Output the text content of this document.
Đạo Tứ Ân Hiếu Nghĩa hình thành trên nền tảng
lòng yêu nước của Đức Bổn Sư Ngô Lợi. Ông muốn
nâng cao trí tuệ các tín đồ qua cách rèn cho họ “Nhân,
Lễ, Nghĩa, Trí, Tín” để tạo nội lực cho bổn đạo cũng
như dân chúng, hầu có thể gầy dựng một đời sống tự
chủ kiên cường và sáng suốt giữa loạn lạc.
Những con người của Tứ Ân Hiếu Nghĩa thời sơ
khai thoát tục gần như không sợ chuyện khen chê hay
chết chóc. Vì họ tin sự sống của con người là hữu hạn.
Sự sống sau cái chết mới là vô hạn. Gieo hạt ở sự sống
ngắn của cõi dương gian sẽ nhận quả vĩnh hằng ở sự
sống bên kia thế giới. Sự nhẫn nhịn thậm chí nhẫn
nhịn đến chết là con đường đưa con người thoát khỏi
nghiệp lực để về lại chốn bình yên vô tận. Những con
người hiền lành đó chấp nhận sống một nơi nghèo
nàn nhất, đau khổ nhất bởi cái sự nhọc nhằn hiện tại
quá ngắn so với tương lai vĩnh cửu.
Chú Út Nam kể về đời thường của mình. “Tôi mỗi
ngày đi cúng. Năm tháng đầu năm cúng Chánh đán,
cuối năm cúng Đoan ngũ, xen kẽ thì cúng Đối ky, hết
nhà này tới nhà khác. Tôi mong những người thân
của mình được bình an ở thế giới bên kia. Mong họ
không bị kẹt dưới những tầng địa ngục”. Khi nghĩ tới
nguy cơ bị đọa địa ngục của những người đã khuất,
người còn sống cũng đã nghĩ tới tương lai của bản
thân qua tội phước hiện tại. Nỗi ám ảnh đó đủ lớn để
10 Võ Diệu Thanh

• • • • •

GIVEN INSTRUCTION:
Take the lines above and print them exactly.

WRITTEN SOLUTION:
Output the text content of this document.
Đạo Tứ Ân Hiếu Nghĩa hình thành trên nền tảng
lòng yêu nước của Đức Bổn Sư Ngô Lợi. Ông muốn
nâng cao trí tuệ các tín đồ qua cách rèn cho họ “Nhân,
Lễ, Nghĩa, Trí, Tín” để tạo nội lực cho bổn đạo cũng
như dân chúng, hầu có thể gầy dựng một đời sống tự
chủ kiên cường và sáng suốt giữa loạn lạc.
Những con người của Tứ Ân Hiếu Nghĩa thời sơ
khai thoát tục gần như không sợ chuyện khen chê hay
chết chóc. Vì họ tin sự sống của con người là hữu hạn.
Sự sống sau cái chết mới là vô hạn. Gieo hạt ở sự sống
ngắn của cõi dương gian sẽ nhận quả vĩnh hằng ở sự
sống bên kia thế giới. Sự nhẫn nhịn thậm chí nhẫn
nhịn đến chết là con đường đưa con người thoát khỏi
nghiệp lực để về lại chốn bình yên vô tận. Những con
người hiền lành đó chấp nhận sống một nơi nghèo
nàn nhất, đau khổ nhất bởi cái sự nhọc nhằn hiện tại
quá ngắn so với tương lai vĩnh cửu.
Chú Út Nam kể về đời thường của mình. “Tôi mỗi
ngày đi cúng. Năm tháng đầu năm cúng Chánh đán,
cuối năm cúng Đoan ngũ, xen kẽ thì cúng Đối ky, hết
nhà này tới nhà khác. Tôi mong những người thân
của mình được bình an ở thế giới bên kia. Mong họ
không bị kẹt dưới những tầng địa ngục”. Khi nghĩ tới
nguy cơ bị đọa địa ngục của những người đã khuất,
người còn sống cũng đã nghĩ tới tương lai của bản
thân qua tội phước hiện tại. Nỗi ám ảnh đó đủ lớn để
10 Võ Diệu Thanh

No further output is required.